Source text:

What Mick Jagger Taught Me About Design

By Katherine Ingressia

Mick Jagger always said that if he wasn’t a Leo, he wouldn’t be Mick Jagger.

He’s said it himself, that audacity, that uninhibited strut, that ability to walk onto a stage and act like a rooster in front of thousands of people is what makes him. If he stopped to think about it for even a second, he’d probably run the other way.

I use that same kind of nerve in my role as Executive Director of Design at Barker Nestor.

Here are five things you need to build a successful career as a restaurant and bar designer, as told by Mick Jagger.


1. Confidence, Moxie, Balls

People pay me to make decisions. Design is subjective, and therefore ambiguous. Anyone who has painted a room or picked out a couch understands how arduous it can be. Imagine that process but for someone else, for an entire restaurant.

People have been asking my opinion since I was six years old. “Do you like this or that?”
“That. One hundred percent.”

Region boundary data

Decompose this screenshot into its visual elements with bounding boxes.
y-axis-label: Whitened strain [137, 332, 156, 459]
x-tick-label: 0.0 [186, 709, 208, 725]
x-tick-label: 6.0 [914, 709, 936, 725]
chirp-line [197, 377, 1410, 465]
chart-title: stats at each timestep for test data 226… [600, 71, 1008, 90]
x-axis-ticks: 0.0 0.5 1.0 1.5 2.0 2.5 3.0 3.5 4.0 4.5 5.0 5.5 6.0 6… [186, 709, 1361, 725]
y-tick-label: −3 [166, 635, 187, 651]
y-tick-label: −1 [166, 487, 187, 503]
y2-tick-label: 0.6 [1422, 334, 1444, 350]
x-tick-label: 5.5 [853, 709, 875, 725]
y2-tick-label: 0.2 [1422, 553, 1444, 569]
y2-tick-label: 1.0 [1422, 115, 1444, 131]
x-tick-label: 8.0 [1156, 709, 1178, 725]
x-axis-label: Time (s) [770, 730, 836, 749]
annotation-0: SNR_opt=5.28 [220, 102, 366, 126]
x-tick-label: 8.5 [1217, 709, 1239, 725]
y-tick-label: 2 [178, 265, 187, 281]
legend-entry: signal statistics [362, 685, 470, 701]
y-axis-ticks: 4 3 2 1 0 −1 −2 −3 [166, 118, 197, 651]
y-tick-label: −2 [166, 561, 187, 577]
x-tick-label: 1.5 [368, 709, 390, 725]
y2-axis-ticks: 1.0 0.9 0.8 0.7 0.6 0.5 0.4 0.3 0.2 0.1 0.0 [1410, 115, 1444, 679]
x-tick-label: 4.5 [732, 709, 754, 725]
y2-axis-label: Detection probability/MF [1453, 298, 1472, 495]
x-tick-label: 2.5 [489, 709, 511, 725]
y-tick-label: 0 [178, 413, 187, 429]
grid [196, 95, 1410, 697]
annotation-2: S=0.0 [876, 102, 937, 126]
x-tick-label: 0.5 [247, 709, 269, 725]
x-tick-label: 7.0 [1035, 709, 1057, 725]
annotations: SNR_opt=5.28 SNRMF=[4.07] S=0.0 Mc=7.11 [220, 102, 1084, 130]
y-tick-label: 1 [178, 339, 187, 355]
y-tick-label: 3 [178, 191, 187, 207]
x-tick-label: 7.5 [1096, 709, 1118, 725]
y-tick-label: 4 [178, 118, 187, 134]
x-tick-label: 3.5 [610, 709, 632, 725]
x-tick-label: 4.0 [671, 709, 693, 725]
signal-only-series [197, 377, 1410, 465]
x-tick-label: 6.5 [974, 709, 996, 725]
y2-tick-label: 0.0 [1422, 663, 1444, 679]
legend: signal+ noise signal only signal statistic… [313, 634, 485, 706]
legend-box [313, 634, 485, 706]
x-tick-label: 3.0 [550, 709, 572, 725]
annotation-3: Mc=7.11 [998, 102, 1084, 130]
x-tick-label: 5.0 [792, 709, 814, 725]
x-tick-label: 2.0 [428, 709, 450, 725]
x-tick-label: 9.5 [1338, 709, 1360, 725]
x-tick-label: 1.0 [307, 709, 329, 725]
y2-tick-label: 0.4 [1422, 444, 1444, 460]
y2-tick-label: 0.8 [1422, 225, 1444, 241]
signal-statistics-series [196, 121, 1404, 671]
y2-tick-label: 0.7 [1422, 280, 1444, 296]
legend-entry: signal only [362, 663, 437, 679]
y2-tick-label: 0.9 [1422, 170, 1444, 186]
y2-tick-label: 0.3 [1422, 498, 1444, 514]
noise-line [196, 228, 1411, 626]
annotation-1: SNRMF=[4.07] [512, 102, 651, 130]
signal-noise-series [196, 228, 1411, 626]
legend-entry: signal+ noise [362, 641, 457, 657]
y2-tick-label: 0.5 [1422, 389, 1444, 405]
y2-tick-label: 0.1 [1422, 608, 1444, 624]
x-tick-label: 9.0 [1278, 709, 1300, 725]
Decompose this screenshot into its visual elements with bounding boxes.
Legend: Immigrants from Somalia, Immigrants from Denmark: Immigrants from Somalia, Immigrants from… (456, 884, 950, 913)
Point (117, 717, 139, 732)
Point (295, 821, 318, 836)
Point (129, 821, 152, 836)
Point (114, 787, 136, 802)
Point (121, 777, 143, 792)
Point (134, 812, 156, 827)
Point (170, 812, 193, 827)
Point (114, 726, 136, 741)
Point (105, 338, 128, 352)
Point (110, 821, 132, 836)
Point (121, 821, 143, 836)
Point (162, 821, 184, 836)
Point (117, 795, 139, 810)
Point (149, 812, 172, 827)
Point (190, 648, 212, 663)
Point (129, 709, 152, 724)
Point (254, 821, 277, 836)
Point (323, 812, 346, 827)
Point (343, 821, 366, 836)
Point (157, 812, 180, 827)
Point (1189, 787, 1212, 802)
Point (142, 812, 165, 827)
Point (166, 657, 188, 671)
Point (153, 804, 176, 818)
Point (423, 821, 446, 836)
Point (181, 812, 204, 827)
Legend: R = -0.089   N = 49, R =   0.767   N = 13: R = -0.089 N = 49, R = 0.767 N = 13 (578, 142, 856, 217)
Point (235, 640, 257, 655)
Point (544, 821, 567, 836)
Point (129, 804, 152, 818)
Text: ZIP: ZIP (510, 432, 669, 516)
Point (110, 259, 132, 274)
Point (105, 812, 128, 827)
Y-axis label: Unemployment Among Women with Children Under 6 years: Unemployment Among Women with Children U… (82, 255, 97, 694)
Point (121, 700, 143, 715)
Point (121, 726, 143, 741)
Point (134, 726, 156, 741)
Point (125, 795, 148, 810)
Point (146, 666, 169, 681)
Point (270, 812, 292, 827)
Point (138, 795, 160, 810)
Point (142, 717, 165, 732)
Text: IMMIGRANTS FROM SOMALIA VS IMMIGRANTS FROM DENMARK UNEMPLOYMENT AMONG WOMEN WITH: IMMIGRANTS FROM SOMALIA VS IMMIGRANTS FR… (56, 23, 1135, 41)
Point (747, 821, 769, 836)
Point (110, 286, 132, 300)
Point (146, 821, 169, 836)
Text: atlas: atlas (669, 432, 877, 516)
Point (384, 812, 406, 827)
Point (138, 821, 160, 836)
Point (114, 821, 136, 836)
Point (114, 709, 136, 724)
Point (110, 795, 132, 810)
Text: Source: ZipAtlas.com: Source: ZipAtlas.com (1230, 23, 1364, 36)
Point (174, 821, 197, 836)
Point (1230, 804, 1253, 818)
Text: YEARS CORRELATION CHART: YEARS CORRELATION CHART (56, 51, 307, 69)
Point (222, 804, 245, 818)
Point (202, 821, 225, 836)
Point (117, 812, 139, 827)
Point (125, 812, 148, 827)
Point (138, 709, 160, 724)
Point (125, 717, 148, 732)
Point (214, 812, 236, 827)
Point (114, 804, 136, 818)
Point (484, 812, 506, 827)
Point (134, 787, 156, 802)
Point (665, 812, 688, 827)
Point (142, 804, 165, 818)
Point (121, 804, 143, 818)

Written exercise 1: Transcribe the design article from "I use that same" up to and including "by Mick Jagger.".
Written exercise 2: Write the next part of the design article, starting right after its final line.
The rows are not needed for any of this work.

Result 1:
I use that same kind of nerve in my role as Executive Director of Design at Barker Nestor.

Here are five things you need to build a successful career as a restaurant and bar designer, as told by Mick Jagger.

Result 2:
I learned very young that people respond to strong opinions – especially in creative fields where nothing is objectively right or wrong. If you’re going to lead projects where millions of dollars are at stake and dozens of stakeholders are involved, you cannot hesitate every five minutes. You must be decisive. Even if you’re scared. Even if you’re wondering, “Who do you think you are, lady?”

That’s the Mick Jagger moment.

He laughs at himself. He knows how absurd he looks sometimes. And he goes out there anyway. You have to wave your freak flag and act before fear talks you out of it. What’s the worst thing that happens? Your phone doesn’t ring? Then you get a job. You pivot and try. Nothing ventured, nothing gained.


2. The One-Woman Freak Show

For years I was what I lovingly call a “one-woman freak show.” A solo operator and conceptual powerhouse. But I am not tech savvy. I don’t document. I don’t gravitate toward invoicing or tax strategy. I know exactly what my strengths are — and what they are not.

Mick Jagger is the frontman. But he’s nothing without the band. You need your manager, you need your financial brain.

Some of those people are visible on stage like the drummers and back-up singers. In my world those people would be the General Contractor or the Architect. Others are invisible — the documentation team, the site administrators, the sound guy, the light tech.

No one walking into a restaurant says, “Wow, incredible documentation package.”
They say, “This place is amazing.” Success requires both.


3. Does Anyone Know What a Rolodex is These Days?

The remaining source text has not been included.